Repeat the part of the homework assignment starting with "1. (Reading Assignment)" and going on through "with Quicksort, 6pt).", swapping "rusty" for "weak".

§ Passage given
::::::
Homework 3 (due 4/21)
CSC 321

We talked about quicksort (Section 6.2), randomized selection (Section 6.5) and heapsort (Section 3.5). I also showed you one linear-time sort (counting sort), and mentioned another: radix sort (Section 6.4). Next week, we will start on graph theory (see Sections 2.5 and 2.6 for review), and graph algorithms.

: Submit to the d2l dropbox. Use some standard format for your homework (Word or pdf, for example), and make sure to include your name and assignment number. Include screenshots for code and testruns. You do not need to include the code (or any executables).

1. (Reading Assignment) Read Sections 3.5, 6.2, 6.5, and 6.4. Also, if you think your graph theory is a bit rusty, review Section 2.5.

2. (Warming up with Quicksort, 6pt).

  1. [3] Show that quicksort (with Lomuto partitioning, which is what we saw in class) is not stable. It'll be sufficient to give the example and show how quicksort destroys the original order of duplicates (there is a counterexample with three elements).

  2. [3] The median-of-3 heuristic uses as the pivot the median of the first, the middle and the last element of the array. What is the asymptotic running time of quicksort with this heuristic on a list that is already sorted in increasing order? (Feel free to implement and test-run this.)

3. (Randomized Selection, 10pt)

  1. [6pt] Implement the randomized selection algorithm (based on randomized quicksort, see Section 6.5; you can modify the class quick-sort implementation), and test it on some small lists.

  2. [4pt] The file GMATscores.txt contains GMAT scores, listed in the format Lastname, tab ('\t'), score, newline ('\n'). Using your algorithm from a), and not using any sorting, determine the GMAT score at the 50% percentile, the 90% percentile, and the 95% percentile. Hint: read the file as a list of lines (readlines), use the split('\t') to extract name and score. You can use eval to convert string to integer.
::::::
§ Extracted data
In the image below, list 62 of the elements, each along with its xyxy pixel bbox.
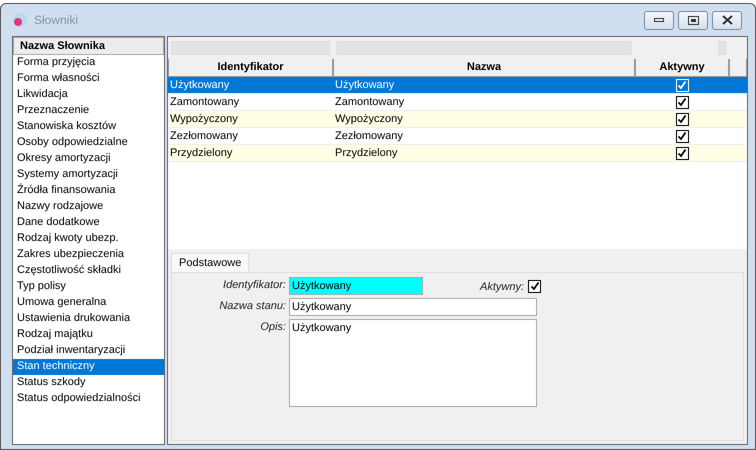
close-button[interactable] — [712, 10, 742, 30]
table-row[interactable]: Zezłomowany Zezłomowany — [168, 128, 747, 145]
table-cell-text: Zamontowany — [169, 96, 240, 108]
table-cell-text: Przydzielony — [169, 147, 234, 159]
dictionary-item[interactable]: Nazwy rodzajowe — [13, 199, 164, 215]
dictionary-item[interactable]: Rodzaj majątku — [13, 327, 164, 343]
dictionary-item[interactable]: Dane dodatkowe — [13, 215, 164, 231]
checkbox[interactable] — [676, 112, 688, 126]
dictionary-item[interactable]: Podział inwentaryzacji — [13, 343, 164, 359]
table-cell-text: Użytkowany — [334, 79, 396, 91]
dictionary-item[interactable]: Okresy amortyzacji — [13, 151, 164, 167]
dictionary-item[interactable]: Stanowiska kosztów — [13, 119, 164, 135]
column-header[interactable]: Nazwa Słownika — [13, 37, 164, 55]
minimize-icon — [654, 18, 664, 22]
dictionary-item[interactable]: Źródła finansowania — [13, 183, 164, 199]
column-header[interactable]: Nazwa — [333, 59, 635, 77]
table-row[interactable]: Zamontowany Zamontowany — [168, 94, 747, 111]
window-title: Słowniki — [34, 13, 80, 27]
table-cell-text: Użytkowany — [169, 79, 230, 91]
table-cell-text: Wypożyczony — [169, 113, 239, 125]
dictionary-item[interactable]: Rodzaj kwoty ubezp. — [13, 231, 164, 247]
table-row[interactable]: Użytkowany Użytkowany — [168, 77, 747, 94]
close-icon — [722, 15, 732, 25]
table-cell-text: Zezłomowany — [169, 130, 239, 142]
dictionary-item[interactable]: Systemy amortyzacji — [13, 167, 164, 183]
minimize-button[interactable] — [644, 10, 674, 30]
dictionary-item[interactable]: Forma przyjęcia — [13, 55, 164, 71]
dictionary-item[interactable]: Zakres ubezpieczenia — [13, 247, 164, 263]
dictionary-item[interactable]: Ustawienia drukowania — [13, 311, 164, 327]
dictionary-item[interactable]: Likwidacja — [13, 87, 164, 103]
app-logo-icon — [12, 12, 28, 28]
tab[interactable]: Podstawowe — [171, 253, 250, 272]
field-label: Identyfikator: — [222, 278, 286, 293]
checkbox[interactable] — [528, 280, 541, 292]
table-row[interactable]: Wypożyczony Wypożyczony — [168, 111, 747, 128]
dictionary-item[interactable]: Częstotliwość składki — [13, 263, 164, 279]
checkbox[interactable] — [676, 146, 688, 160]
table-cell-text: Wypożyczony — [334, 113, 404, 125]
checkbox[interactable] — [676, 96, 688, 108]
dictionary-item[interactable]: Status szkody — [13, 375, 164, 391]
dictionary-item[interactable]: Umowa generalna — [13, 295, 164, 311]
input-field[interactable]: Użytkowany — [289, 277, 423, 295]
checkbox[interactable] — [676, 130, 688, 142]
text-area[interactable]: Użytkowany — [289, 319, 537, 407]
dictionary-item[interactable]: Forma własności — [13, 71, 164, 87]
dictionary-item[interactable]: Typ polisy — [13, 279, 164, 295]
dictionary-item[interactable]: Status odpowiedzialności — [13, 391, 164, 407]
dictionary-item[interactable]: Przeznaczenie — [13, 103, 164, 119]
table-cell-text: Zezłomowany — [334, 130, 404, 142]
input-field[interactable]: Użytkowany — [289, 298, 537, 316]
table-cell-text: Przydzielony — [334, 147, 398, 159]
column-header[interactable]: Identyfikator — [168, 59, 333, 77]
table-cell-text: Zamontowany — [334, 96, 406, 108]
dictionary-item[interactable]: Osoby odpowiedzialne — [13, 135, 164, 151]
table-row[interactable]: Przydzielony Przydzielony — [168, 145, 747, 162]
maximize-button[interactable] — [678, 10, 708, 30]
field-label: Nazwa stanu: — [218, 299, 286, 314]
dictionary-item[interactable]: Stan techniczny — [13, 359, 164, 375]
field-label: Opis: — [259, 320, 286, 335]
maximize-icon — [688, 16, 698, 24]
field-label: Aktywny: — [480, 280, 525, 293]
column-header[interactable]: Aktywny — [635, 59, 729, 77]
::::::
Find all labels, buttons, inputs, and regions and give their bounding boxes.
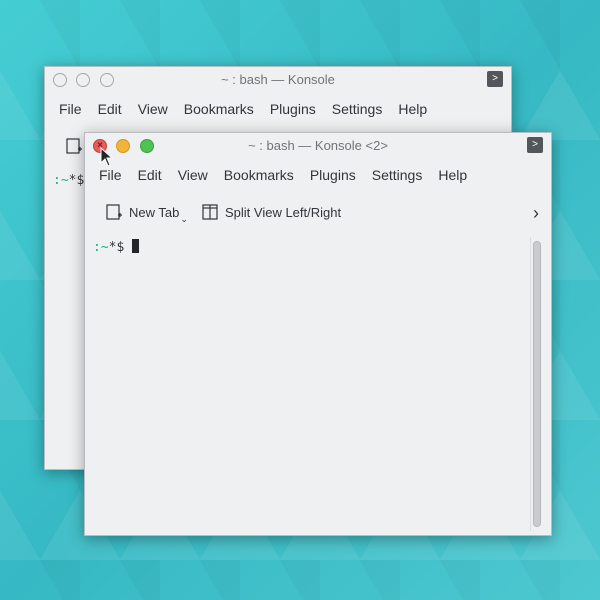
::::::
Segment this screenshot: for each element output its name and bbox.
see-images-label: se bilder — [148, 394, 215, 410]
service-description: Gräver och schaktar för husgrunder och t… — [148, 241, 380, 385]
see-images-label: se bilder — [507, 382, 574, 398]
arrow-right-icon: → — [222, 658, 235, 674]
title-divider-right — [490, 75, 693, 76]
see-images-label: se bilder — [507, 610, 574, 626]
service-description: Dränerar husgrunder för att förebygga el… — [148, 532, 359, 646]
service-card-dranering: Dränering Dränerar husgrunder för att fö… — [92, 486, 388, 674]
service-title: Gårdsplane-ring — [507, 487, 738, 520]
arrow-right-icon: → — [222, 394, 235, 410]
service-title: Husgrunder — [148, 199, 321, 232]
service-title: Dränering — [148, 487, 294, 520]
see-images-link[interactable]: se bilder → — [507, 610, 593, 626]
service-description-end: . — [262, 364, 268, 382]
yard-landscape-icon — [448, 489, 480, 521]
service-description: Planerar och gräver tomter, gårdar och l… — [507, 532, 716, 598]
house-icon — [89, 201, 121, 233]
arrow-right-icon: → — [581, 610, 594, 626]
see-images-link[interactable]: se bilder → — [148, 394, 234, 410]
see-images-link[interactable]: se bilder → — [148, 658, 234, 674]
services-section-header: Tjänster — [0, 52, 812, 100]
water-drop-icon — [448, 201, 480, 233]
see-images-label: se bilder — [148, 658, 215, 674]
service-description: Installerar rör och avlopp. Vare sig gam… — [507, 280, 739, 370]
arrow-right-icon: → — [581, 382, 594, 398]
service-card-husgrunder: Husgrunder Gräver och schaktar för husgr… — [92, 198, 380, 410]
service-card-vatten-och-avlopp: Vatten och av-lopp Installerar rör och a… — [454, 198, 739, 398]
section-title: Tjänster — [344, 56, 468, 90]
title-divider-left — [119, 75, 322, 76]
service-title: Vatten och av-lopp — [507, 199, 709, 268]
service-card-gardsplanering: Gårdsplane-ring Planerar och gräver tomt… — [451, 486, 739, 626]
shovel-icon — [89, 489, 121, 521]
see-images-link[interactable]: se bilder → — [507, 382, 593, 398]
::::::
§ Output below
1. (Reading Assignment) Read Sections 3.5, 6.2, 6.5, and 6.4. Also, if you think your graph theory is a bit weak, review Section 2.5.

2. (Warming up with Quicksort, 6pt).